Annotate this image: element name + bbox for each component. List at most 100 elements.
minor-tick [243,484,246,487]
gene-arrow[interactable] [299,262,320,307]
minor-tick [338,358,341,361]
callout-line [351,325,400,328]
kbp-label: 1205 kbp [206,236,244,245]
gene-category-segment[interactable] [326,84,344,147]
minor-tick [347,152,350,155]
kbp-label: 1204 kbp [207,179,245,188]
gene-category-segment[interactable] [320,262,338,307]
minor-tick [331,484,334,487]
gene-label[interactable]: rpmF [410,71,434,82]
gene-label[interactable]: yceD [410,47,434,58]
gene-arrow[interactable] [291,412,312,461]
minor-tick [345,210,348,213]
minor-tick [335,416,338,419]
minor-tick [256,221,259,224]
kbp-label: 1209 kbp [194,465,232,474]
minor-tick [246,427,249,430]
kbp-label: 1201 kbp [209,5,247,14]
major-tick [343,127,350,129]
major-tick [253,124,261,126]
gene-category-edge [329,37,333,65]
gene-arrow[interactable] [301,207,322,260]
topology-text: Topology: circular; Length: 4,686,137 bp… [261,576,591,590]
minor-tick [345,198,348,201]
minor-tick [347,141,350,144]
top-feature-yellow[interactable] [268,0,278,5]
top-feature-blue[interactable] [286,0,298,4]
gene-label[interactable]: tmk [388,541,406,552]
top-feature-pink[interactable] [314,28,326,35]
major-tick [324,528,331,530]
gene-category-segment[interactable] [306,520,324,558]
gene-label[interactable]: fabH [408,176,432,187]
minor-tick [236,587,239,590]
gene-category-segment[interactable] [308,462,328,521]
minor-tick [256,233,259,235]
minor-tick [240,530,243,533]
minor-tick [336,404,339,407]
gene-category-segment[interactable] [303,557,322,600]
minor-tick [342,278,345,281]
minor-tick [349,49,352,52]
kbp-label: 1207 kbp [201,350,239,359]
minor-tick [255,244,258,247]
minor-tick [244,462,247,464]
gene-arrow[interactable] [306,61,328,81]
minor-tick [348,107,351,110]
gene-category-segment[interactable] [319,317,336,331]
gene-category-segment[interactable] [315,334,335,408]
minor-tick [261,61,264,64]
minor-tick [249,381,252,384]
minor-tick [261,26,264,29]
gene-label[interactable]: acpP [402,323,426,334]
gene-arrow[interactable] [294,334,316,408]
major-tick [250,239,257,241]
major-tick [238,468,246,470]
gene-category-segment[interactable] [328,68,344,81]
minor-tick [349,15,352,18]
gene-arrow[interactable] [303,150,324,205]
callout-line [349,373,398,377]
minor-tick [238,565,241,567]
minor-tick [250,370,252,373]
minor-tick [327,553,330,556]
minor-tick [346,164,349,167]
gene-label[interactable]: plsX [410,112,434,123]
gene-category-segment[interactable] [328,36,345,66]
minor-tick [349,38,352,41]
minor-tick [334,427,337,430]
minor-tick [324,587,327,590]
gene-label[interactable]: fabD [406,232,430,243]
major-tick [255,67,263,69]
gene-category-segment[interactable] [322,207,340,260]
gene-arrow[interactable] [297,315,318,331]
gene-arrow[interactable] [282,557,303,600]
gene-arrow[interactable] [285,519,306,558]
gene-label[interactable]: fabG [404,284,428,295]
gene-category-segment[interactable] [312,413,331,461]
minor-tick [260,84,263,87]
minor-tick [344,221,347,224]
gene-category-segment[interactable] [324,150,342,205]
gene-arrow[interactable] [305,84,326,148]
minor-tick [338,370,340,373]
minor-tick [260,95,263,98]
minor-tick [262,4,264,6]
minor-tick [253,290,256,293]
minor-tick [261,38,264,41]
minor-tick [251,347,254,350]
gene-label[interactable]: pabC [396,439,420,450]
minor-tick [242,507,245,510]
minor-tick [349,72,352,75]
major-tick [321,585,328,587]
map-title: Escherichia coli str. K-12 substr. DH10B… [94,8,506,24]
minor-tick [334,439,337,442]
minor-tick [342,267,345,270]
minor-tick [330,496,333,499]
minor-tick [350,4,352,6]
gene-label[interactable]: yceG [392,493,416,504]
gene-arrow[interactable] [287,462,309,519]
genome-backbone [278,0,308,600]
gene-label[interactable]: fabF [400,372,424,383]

**Exercise brief**
Please repeat each entry. Keep every word the same.

**Solved exercise**
Annotate this image: element name + bbox for each component. List at most 100 elements.
minor-tick [243,484,246,487]
gene-arrow[interactable] [299,262,320,307]
minor-tick [338,358,341,361]
callout-line [351,325,400,328]
kbp-label: 1205 kbp [206,236,244,245]
gene-category-segment[interactable] [326,84,344,147]
minor-tick [347,152,350,155]
kbp-label: 1204 kbp [207,179,245,188]
gene-category-segment[interactable] [320,262,338,307]
minor-tick [331,484,334,487]
gene-label[interactable]: rpmF [410,71,434,82]
gene-label[interactable]: yceD [410,47,434,58]
gene-arrow[interactable] [291,412,312,461]
minor-tick [345,210,348,213]
minor-tick [335,416,338,419]
minor-tick [256,221,259,224]
kbp-label: 1209 kbp [194,465,232,474]
minor-tick [246,427,249,430]
kbp-label: 1201 kbp [209,5,247,14]
major-tick [343,127,350,129]
major-tick [253,124,261,126]
gene-category-edge [329,37,333,65]
gene-arrow[interactable] [301,207,322,260]
topology-text: Topology: circular; Length: 4,686,137 bp… [261,576,591,590]
minor-tick [345,198,348,201]
minor-tick [347,141,350,144]
top-feature-yellow[interactable] [268,0,278,5]
top-feature-blue[interactable] [286,0,298,4]
gene-label[interactable]: tmk [388,541,406,552]
top-feature-pink[interactable] [314,28,326,35]
major-tick [324,528,331,530]
gene-category-segment[interactable] [306,520,324,558]
gene-label[interactable]: fabH [408,176,432,187]
minor-tick [236,587,239,590]
gene-category-segment[interactable] [308,462,328,521]
minor-tick [256,233,259,235]
minor-tick [240,530,243,533]
minor-tick [336,404,339,407]
gene-category-segment[interactable] [303,557,322,600]
minor-tick [342,278,345,281]
minor-tick [349,49,352,52]
kbp-label: 1207 kbp [201,350,239,359]
minor-tick [255,244,258,247]
minor-tick [244,462,247,464]
gene-arrow[interactable] [306,61,328,81]
minor-tick [348,107,351,110]
gene-category-segment[interactable] [319,317,336,331]
gene-category-segment[interactable] [315,334,335,408]
minor-tick [261,61,264,64]
minor-tick [249,381,252,384]
minor-tick [261,26,264,29]
gene-label[interactable]: acpP [402,323,426,334]
gene-arrow[interactable] [294,334,316,408]
major-tick [250,239,257,241]
major-tick [238,468,246,470]
gene-category-segment[interactable] [328,68,344,81]
minor-tick [349,15,352,18]
gene-arrow[interactable] [303,150,324,205]
callout-line [349,373,398,377]
minor-tick [238,565,241,567]
minor-tick [250,370,252,373]
minor-tick [327,553,330,556]
minor-tick [346,164,349,167]
gene-label[interactable]: plsX [410,112,434,123]
gene-category-segment[interactable] [328,36,345,66]
minor-tick [349,38,352,41]
minor-tick [334,427,337,430]
minor-tick [324,587,327,590]
gene-label[interactable]: fabD [406,232,430,243]
major-tick [255,67,263,69]
gene-category-segment[interactable] [322,207,340,260]
gene-arrow[interactable] [297,315,318,331]
gene-arrow[interactable] [282,557,303,600]
gene-arrow[interactable] [285,519,306,558]
gene-label[interactable]: fabG [404,284,428,295]
gene-category-segment[interactable] [312,413,331,461]
minor-tick [260,84,263,87]
minor-tick [344,221,347,224]
gene-category-segment[interactable] [324,150,342,205]
gene-arrow[interactable] [305,84,326,148]
minor-tick [338,370,340,373]
minor-tick [260,95,263,98]
minor-tick [262,4,264,6]
minor-tick [253,290,256,293]
minor-tick [261,38,264,41]
minor-tick [251,347,254,350]
gene-label[interactable]: pabC [396,439,420,450]
minor-tick [242,507,245,510]
minor-tick [349,72,352,75]
major-tick [321,585,328,587]
map-title: Escherichia coli str. K-12 substr. DH10B… [94,8,506,24]
minor-tick [334,439,337,442]
minor-tick [342,267,345,270]
minor-tick [330,496,333,499]
minor-tick [350,4,352,6]
gene-label[interactable]: yceG [392,493,416,504]
gene-arrow[interactable] [287,462,309,519]
genome-backbone [278,0,308,600]
gene-label[interactable]: fabF [400,372,424,383]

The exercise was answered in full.